▽
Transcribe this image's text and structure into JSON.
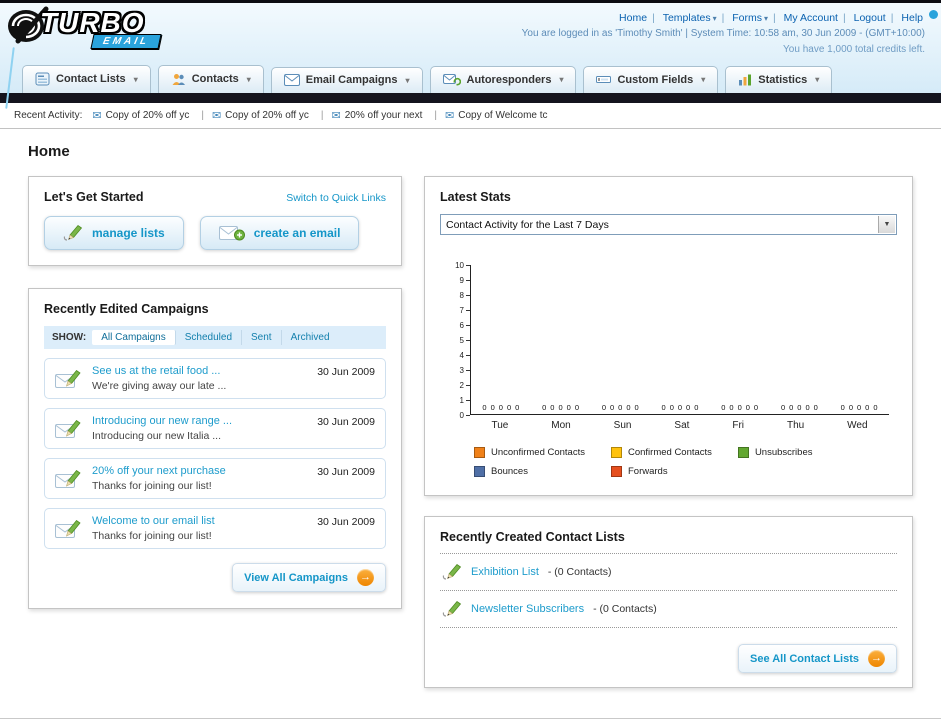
{
  "header": {
    "logo_line1": "TURBO",
    "logo_line2": "EMAIL",
    "links": [
      "Home",
      "Templates",
      "Forms",
      "My Account",
      "Logout",
      "Help"
    ],
    "login_info": "You are logged in as 'Timothy Smith' | System Time: 10:58 am, 30 Jun 2009 - (GMT+10:00)",
    "credits_info": "You have 1,000 total credits left."
  },
  "nav": {
    "tabs": [
      {
        "label": "Contact Lists",
        "icon": "contact-lists-icon"
      },
      {
        "label": "Contacts",
        "icon": "contacts-icon"
      },
      {
        "label": "Email Campaigns",
        "icon": "email-campaigns-icon"
      },
      {
        "label": "Autoresponders",
        "icon": "autoresponders-icon"
      },
      {
        "label": "Custom Fields",
        "icon": "custom-fields-icon"
      },
      {
        "label": "Statistics",
        "icon": "statistics-icon"
      }
    ]
  },
  "recent_activity": {
    "label": "Recent Activity:",
    "items": [
      "Copy of 20% off yc",
      "Copy of 20% off yc",
      "20% off your next",
      "Copy of Welcome tc"
    ]
  },
  "page": {
    "title": "Home"
  },
  "get_started": {
    "title": "Let's Get Started",
    "switch_link": "Switch to Quick Links",
    "manage_lists_label": "manage lists",
    "create_email_label": "create an email"
  },
  "campaigns": {
    "title": "Recently Edited Campaigns",
    "show_label": "SHOW:",
    "filters": [
      "All Campaigns",
      "Scheduled",
      "Sent",
      "Archived"
    ],
    "items": [
      {
        "title": "See us at the retail food ...",
        "subtitle": "We're giving away our late ...",
        "date": "30 Jun 2009"
      },
      {
        "title": "Introducing our new range ...",
        "subtitle": "Introducing our new Italia ...",
        "date": "30 Jun 2009"
      },
      {
        "title": "20% off your next purchase",
        "subtitle": "Thanks for joining our list!",
        "date": "30 Jun 2009"
      },
      {
        "title": "Welcome to our email list",
        "subtitle": "Thanks for joining our list!",
        "date": "30 Jun 2009"
      }
    ],
    "view_all_label": "View All Campaigns"
  },
  "stats": {
    "title": "Latest Stats",
    "period_selected": "Contact Activity for the Last 7 Days",
    "chart_data": {
      "type": "bar",
      "title": "Contact Activity for the Last 7 Days",
      "categories": [
        "Tue",
        "Mon",
        "Sun",
        "Sat",
        "Fri",
        "Thu",
        "Wed"
      ],
      "series": [
        {
          "name": "Unconfirmed Contacts",
          "color": "#F08119",
          "values": [
            0,
            0,
            0,
            0,
            0,
            0,
            0
          ]
        },
        {
          "name": "Confirmed Contacts",
          "color": "#FFC20E",
          "values": [
            0,
            0,
            0,
            0,
            0,
            0,
            0
          ]
        },
        {
          "name": "Unsubscribes",
          "color": "#62A730",
          "values": [
            0,
            0,
            0,
            0,
            0,
            0,
            0
          ]
        },
        {
          "name": "Bounces",
          "color": "#4F6FA6",
          "values": [
            0,
            0,
            0,
            0,
            0,
            0,
            0
          ]
        },
        {
          "name": "Forwards",
          "color": "#E64F1E",
          "values": [
            0,
            0,
            0,
            0,
            0,
            0,
            0
          ]
        }
      ],
      "ylim": [
        0,
        10
      ],
      "legend_position": "bottom",
      "grid": false
    }
  },
  "contact_lists": {
    "title": "Recently Created Contact Lists",
    "items": [
      {
        "name": "Exhibition List",
        "detail": "- (0 Contacts)"
      },
      {
        "name": "Newsletter Subscribers",
        "detail": "- (0 Contacts)"
      }
    ],
    "see_all_label": "See All Contact Lists"
  },
  "colors": {
    "accent_teal": "#1596c8",
    "accent_orange": "#f7941d",
    "dark_bar": "#14141e",
    "header_blue": "#d2e9f7"
  }
}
△
Leave out the pictures and copy every record above exactly.

Transcribe this image's text and structure into JSON.
{
  "header": {
    "logo_line1": "TURBO",
    "logo_line2": "EMAIL",
    "links": [
      "Home",
      "Templates",
      "Forms",
      "My Account",
      "Logout",
      "Help"
    ],
    "login_info": "You are logged in as 'Timothy Smith' | System Time: 10:58 am, 30 Jun 2009 - (GMT+10:00)",
    "credits_info": "You have 1,000 total credits left."
  },
  "nav": {
    "tabs": [
      {
        "label": "Contact Lists",
        "icon": "contact-lists-icon"
      },
      {
        "label": "Contacts",
        "icon": "contacts-icon"
      },
      {
        "label": "Email Campaigns",
        "icon": "email-campaigns-icon"
      },
      {
        "label": "Autoresponders",
        "icon": "autoresponders-icon"
      },
      {
        "label": "Custom Fields",
        "icon": "custom-fields-icon"
      },
      {
        "label": "Statistics",
        "icon": "statistics-icon"
      }
    ]
  },
  "recent_activity": {
    "label": "Recent Activity:",
    "items": [
      "Copy of 20% off yc",
      "Copy of 20% off yc",
      "20% off your next",
      "Copy of Welcome tc"
    ]
  },
  "page": {
    "title": "Home"
  },
  "get_started": {
    "title": "Let's Get Started",
    "switch_link": "Switch to Quick Links",
    "manage_lists_label": "manage lists",
    "create_email_label": "create an email"
  },
  "campaigns": {
    "title": "Recently Edited Campaigns",
    "show_label": "SHOW:",
    "filters": [
      "All Campaigns",
      "Scheduled",
      "Sent",
      "Archived"
    ],
    "items": [
      {
        "title": "See us at the retail food ...",
        "subtitle": "We're giving away our late ...",
        "date": "30 Jun 2009"
      },
      {
        "title": "Introducing our new range ...",
        "subtitle": "Introducing our new Italia ...",
        "date": "30 Jun 2009"
      },
      {
        "title": "20% off your next purchase",
        "subtitle": "Thanks for joining our list!",
        "date": "30 Jun 2009"
      },
      {
        "title": "Welcome to our email list",
        "subtitle": "Thanks for joining our list!",
        "date": "30 Jun 2009"
      }
    ],
    "view_all_label": "View All Campaigns"
  },
  "stats": {
    "title": "Latest Stats",
    "period_selected": "Contact Activity for the Last 7 Days",
    "chart_data": {
      "type": "bar",
      "title": "Contact Activity for the Last 7 Days",
      "categories": [
        "Tue",
        "Mon",
        "Sun",
        "Sat",
        "Fri",
        "Thu",
        "Wed"
      ],
      "series": [
        {
          "name": "Unconfirmed Contacts",
          "color": "#F08119",
          "values": [
            0,
            0,
            0,
            0,
            0,
            0,
            0
          ]
        },
        {
          "name": "Confirmed Contacts",
          "color": "#FFC20E",
          "values": [
            0,
            0,
            0,
            0,
            0,
            0,
            0
          ]
        },
        {
          "name": "Unsubscribes",
          "color": "#62A730",
          "values": [
            0,
            0,
            0,
            0,
            0,
            0,
            0
          ]
        },
        {
          "name": "Bounces",
          "color": "#4F6FA6",
          "values": [
            0,
            0,
            0,
            0,
            0,
            0,
            0
          ]
        },
        {
          "name": "Forwards",
          "color": "#E64F1E",
          "values": [
            0,
            0,
            0,
            0,
            0,
            0,
            0
          ]
        }
      ],
      "ylim": [
        0,
        10
      ],
      "legend_position": "bottom",
      "grid": false
    }
  },
  "contact_lists": {
    "title": "Recently Created Contact Lists",
    "items": [
      {
        "name": "Exhibition List",
        "detail": "- (0 Contacts)"
      },
      {
        "name": "Newsletter Subscribers",
        "detail": "- (0 Contacts)"
      }
    ],
    "see_all_label": "See All Contact Lists"
  },
  "colors": {
    "accent_teal": "#1596c8",
    "accent_orange": "#f7941d",
    "dark_bar": "#14141e",
    "header_blue": "#d2e9f7"
  }
}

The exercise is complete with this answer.